▸ Provided data:

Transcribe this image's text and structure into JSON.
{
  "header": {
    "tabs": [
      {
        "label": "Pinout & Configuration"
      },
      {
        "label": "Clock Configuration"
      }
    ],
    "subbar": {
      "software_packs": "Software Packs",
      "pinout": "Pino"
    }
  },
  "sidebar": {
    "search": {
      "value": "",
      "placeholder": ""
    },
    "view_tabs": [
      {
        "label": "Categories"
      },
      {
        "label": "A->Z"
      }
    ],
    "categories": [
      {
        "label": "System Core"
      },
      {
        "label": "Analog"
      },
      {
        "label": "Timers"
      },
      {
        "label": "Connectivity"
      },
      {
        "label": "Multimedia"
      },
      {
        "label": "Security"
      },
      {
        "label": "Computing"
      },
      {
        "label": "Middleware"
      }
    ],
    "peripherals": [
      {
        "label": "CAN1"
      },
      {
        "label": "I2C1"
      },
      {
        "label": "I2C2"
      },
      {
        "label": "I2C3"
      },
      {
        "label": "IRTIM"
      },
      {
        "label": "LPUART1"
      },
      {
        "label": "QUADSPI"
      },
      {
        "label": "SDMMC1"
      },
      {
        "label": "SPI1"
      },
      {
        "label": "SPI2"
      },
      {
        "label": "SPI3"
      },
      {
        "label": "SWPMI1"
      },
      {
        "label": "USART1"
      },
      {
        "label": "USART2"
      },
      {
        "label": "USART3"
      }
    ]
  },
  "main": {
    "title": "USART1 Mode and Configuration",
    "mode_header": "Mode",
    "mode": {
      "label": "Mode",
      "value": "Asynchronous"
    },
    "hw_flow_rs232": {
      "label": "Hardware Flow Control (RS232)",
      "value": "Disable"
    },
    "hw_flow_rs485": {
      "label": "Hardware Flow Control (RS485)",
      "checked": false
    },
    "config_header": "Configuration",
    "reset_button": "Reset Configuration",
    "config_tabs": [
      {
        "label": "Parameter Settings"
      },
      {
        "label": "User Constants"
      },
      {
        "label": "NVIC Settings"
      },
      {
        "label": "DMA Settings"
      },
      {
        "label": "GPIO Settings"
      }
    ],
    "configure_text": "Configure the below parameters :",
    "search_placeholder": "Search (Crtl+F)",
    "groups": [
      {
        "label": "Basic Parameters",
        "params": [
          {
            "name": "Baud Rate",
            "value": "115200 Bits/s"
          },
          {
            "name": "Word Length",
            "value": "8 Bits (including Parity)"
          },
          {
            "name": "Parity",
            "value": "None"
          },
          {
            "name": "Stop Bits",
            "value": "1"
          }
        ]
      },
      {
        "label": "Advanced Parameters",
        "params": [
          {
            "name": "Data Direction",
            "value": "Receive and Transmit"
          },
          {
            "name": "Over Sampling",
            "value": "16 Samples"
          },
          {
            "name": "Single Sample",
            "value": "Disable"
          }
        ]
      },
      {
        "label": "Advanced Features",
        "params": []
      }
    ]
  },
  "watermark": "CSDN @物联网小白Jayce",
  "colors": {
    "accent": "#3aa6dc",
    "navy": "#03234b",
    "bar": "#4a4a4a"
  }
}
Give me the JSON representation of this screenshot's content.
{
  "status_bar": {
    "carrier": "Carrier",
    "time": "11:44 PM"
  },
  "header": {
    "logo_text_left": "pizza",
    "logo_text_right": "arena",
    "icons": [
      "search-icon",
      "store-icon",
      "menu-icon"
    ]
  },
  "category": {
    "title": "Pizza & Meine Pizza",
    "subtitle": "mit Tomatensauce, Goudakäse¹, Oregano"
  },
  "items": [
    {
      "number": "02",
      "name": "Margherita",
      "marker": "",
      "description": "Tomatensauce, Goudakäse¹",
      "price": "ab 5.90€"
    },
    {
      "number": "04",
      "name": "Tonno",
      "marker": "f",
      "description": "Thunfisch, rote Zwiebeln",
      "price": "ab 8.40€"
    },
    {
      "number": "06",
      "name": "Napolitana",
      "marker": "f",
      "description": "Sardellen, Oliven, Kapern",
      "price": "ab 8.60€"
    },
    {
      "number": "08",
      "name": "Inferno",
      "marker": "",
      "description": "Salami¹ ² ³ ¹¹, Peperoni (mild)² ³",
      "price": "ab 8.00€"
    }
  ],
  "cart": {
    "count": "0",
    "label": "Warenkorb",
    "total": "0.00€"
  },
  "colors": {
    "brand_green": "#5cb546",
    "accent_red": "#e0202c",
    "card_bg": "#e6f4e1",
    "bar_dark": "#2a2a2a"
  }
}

▸ What to work on:
Restate the records, all of them, precisely as written.

▸ Result for this task:
Transcribe this image's text and structure into JSON.
{
  "header": {
    "tabs": [
      {
        "label": "Pinout & Configuration"
      },
      {
        "label": "Clock Configuration"
      }
    ],
    "subbar": {
      "software_packs": "Software Packs",
      "pinout": "Pino"
    }
  },
  "sidebar": {
    "search": {
      "value": "",
      "placeholder": ""
    },
    "view_tabs": [
      {
        "label": "Categories"
      },
      {
        "label": "A->Z"
      }
    ],
    "categories": [
      {
        "label": "System Core"
      },
      {
        "label": "Analog"
      },
      {
        "label": "Timers"
      },
      {
        "label": "Connectivity"
      },
      {
        "label": "Multimedia"
      },
      {
        "label": "Security"
      },
      {
        "label": "Computing"
      },
      {
        "label": "Middleware"
      }
    ],
    "peripherals": [
      {
        "label": "CAN1"
      },
      {
        "label": "I2C1"
      },
      {
        "label": "I2C2"
      },
      {
        "label": "I2C3"
      },
      {
        "label": "IRTIM"
      },
      {
        "label": "LPUART1"
      },
      {
        "label": "QUADSPI"
      },
      {
        "label": "SDMMC1"
      },
      {
        "label": "SPI1"
      },
      {
        "label": "SPI2"
      },
      {
        "label": "SPI3"
      },
      {
        "label": "SWPMI1"
      },
      {
        "label": "USART1"
      },
      {
        "label": "USART2"
      },
      {
        "label": "USART3"
      }
    ]
  },
  "main": {
    "title": "USART1 Mode and Configuration",
    "mode_header": "Mode",
    "mode": {
      "label": "Mode",
      "value": "Asynchronous"
    },
    "hw_flow_rs232": {
      "label": "Hardware Flow Control (RS232)",
      "value": "Disable"
    },
    "hw_flow_rs485": {
      "label": "Hardware Flow Control (RS485)",
      "checked": false
    },
    "config_header": "Configuration",
    "reset_button": "Reset Configuration",
    "config_tabs": [
      {
        "label": "Parameter Settings"
      },
      {
        "label": "User Constants"
      },
      {
        "label": "NVIC Settings"
      },
      {
        "label": "DMA Settings"
      },
      {
        "label": "GPIO Settings"
      }
    ],
    "configure_text": "Configure the below parameters :",
    "search_placeholder": "Search (Crtl+F)",
    "groups": [
      {
        "label": "Basic Parameters",
        "params": [
          {
            "name": "Baud Rate",
            "value": "115200 Bits/s"
          },
          {
            "name": "Word Length",
            "value": "8 Bits (including Parity)"
          },
          {
            "name": "Parity",
            "value": "None"
          },
          {
            "name": "Stop Bits",
            "value": "1"
          }
        ]
      },
      {
        "label": "Advanced Parameters",
        "params": [
          {
            "name": "Data Direction",
            "value": "Receive and Transmit"
          },
          {
            "name": "Over Sampling",
            "value": "16 Samples"
          },
          {
            "name": "Single Sample",
            "value": "Disable"
          }
        ]
      },
      {
        "label": "Advanced Features",
        "params": []
      }
    ]
  },
  "watermark": "CSDN @物联网小白Jayce",
  "colors": {
    "accent": "#3aa6dc",
    "navy": "#03234b",
    "bar": "#4a4a4a"
  }
}
Give me the JSON representation of this screenshot's content.
{
  "status_bar": {
    "carrier": "Carrier",
    "time": "11:44 PM"
  },
  "header": {
    "logo_text_left": "pizza",
    "logo_text_right": "arena",
    "icons": [
      "search-icon",
      "store-icon",
      "menu-icon"
    ]
  },
  "category": {
    "title": "Pizza & Meine Pizza",
    "subtitle": "mit Tomatensauce, Goudakäse¹, Oregano"
  },
  "items": [
    {
      "number": "02",
      "name": "Margherita",
      "marker": "",
      "description": "Tomatensauce, Goudakäse¹",
      "price": "ab 5.90€"
    },
    {
      "number": "04",
      "name": "Tonno",
      "marker": "f",
      "description": "Thunfisch, rote Zwiebeln",
      "price": "ab 8.40€"
    },
    {
      "number": "06",
      "name": "Napolitana",
      "marker": "f",
      "description": "Sardellen, Oliven, Kapern",
      "price": "ab 8.60€"
    },
    {
      "number": "08",
      "name": "Inferno",
      "marker": "",
      "description": "Salami¹ ² ³ ¹¹, Peperoni (mild)² ³",
      "price": "ab 8.00€"
    }
  ],
  "cart": {
    "count": "0",
    "label": "Warenkorb",
    "total": "0.00€"
  },
  "colors": {
    "brand_green": "#5cb546",
    "accent_red": "#e0202c",
    "card_bg": "#e6f4e1",
    "bar_dark": "#2a2a2a"
  }
}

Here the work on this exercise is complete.